# [SOURCE EXTRACT]
☆ ☆ ☆ ☆

Solving or approximating an equation

Question

I was wondering: is it possible to solve for $y$ this equation?

$$ x = (y - {ab \over c} \log (1 - {dc \over f} y)){1 \over k} $$

I would like to graph $y(x)$ from this equation, but I am not able to solve it explicitly. Is there a method, even in non elementary functions? (I was thinking about Lambert W function for instance).

If it's not possible, could I for example approximate the solution? How could I apply a Taylor Expansion to make the equation a little bit easier?

To create a graph, I worked on Desmos by inserting the equation and then graphing $y = f(x)$, but I was wondering if I could do a little more work on it before giving up.

Thanks in advance, Dave

Answer 1

First get rid of the messy constants. By setting $z:=1-\dfrac{dc}fy$, you can reduce to a form

$$\log(z)=pz+q$$

or

$$-pze^{-pz}=-pe^q,$$

$$-pz=W(-pe^q).$$

Answer 2

You are correct about Lambert function.

Making, for more legibility, $\alpha=\frac{a b }{c}$ and $\beta=\frac{c d }{f}$, the solution of $$y-\alpha\log \left(1-\beta y\right)=k x$$ is given by $$y=\frac{1}{\beta }-\alpha W\left(\frac{e^t}{\alpha \beta }\right)\qquad \text{where} \qquad t=\frac{1}{\alpha \beta }-\frac{k }{\alpha }x$$

Answer 3

\begin{eqnarray} -kx &=& -y + \frac{ab}{c}\ln\left[1 - \frac{cdy}{f} \right] \\ -\frac{ckx}{ab} &=& -\frac{cy}{ab} + \ln\left[1 - \frac{cdy}{f} \right] \\ \ln f -\frac{ckx}{ab} &=& \ln(f - cdy) - \frac{cy}{ab} \\ f e^{-ckx/ab}&=& (f - cdy) e^{-cy/ab} \\ f e^{f/abd-ckx/ab} &=& (f - cdy) e^{f/abd-cy/ab} \\ \frac{f e^{f/abd-ckx/ab}}{abd} &=& \frac{(f - cdy)}{abd} e^{f/abd-cy/ab} \\ \color{red}{\frac{f e^{f/abd-ckx/ab}}{abd}} &=& \color{blue}{\frac{(f - cdy)}{abd}} e^{\color{blue}{(f - cdy)/abd}} \\ \color{blue}{\frac{f - cdy}{abd}} &=& W\left(\color{red}{\frac{f e^{f/abd-ckx/ab}}{abd}}\right) \\ y &=& \frac{1}{cd}\left[f - abd W\left(\frac{f e^{f/abd-ckx/ab}}{abd} \right)\right] \end{eqnarray}

☆ ☆ ☆ ☆

# [WHAT YOU SHOULD DO]
Retype the stretch of the equation-solving thread above from "First get rid" through "about Lambert function.", word for word.

# [DATA LINES]
☆ ☆ ☆ ☆

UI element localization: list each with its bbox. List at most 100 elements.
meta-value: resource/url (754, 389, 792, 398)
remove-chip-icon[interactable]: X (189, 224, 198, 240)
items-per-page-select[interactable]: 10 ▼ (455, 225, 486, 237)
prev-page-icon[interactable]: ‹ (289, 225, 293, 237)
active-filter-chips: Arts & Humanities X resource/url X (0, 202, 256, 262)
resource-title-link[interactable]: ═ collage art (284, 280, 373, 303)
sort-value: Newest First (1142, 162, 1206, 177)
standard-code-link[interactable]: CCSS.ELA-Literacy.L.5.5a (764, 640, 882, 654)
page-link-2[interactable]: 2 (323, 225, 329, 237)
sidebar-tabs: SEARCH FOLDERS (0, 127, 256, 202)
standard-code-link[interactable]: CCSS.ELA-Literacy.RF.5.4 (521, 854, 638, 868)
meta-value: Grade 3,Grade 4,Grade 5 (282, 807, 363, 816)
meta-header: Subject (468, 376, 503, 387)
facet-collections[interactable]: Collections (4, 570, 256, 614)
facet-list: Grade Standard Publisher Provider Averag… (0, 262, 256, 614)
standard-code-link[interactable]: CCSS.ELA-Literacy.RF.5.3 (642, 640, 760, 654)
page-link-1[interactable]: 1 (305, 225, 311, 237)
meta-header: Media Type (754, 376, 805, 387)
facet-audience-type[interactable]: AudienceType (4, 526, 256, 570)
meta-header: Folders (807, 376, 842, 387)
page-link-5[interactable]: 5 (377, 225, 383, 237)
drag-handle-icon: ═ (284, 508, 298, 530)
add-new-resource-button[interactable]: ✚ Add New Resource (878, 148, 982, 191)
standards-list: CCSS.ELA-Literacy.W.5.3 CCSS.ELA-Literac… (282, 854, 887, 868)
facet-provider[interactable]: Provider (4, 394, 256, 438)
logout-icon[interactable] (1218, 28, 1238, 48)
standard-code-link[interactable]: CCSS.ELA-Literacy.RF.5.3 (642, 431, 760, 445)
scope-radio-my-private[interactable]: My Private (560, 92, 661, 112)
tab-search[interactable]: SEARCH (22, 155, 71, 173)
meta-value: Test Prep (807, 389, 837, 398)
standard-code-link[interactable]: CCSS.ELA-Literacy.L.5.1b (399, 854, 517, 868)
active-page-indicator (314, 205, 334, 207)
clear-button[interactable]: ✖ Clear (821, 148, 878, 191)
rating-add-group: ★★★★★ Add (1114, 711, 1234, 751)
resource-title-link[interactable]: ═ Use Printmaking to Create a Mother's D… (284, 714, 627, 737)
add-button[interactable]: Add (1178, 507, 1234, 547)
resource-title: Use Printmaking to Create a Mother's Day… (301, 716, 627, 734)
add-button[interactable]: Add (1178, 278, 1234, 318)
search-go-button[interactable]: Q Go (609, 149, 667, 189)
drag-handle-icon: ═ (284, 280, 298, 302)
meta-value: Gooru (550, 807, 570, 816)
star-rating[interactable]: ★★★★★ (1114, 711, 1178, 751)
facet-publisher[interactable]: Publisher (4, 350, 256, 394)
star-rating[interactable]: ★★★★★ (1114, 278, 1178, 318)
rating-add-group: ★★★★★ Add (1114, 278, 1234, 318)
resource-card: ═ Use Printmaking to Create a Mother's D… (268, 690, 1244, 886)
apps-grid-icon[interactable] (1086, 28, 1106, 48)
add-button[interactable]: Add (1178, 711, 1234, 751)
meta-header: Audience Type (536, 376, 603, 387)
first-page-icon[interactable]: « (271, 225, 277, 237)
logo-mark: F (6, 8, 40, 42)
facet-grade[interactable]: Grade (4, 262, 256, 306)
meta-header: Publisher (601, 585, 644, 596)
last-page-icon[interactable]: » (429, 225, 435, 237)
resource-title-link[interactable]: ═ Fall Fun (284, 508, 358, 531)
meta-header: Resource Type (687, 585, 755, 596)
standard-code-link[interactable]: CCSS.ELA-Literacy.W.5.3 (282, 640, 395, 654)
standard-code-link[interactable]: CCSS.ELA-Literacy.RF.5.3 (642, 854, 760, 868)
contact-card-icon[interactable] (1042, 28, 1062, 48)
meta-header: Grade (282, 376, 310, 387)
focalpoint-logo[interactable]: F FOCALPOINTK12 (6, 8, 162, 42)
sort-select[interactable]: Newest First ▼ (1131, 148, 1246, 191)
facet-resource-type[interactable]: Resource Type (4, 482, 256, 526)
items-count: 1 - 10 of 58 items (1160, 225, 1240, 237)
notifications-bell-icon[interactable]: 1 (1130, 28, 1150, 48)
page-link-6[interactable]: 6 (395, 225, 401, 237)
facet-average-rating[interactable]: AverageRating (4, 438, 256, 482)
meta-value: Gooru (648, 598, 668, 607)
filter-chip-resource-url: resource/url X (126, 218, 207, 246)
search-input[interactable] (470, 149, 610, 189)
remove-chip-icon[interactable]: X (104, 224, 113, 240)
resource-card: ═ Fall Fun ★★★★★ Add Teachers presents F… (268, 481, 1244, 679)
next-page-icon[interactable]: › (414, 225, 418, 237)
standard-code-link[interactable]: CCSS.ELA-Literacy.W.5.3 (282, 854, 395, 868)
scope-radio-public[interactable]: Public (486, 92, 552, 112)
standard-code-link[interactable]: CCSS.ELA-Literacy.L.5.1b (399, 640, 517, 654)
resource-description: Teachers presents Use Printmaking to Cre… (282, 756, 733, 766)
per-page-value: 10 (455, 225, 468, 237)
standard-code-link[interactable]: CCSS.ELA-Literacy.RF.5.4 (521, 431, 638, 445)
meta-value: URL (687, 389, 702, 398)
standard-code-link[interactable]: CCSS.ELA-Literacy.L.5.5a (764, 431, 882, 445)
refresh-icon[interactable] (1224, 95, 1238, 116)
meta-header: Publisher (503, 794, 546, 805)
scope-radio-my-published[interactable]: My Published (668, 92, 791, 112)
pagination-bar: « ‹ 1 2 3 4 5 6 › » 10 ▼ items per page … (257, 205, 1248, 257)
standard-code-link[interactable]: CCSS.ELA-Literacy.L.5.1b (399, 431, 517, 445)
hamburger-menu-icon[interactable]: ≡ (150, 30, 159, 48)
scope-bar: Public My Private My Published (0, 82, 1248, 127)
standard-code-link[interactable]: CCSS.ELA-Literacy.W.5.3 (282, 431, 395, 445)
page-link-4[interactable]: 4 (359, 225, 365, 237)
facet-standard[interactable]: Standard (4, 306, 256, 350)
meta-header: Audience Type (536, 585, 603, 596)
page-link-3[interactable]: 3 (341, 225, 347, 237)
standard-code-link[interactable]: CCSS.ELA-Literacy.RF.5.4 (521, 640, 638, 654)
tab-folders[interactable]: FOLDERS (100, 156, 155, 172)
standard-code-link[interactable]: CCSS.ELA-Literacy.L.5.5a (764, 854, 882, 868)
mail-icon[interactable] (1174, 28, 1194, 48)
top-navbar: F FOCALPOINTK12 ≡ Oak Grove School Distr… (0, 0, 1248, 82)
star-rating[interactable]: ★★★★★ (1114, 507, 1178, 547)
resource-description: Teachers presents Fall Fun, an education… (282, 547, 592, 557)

☆ ☆ ☆ ☆

# [EXPECTED ANSWER]
First get rid of the messy constants. By setting $z:=1-\dfrac{dc}fy$, you can reduce to a form

$$\log(z)=pz+q$$

or

$$-pze^{-pz}=-pe^q,$$

$$-pz=W(-pe^q).$$

Answer 2

You are correct about Lambert function.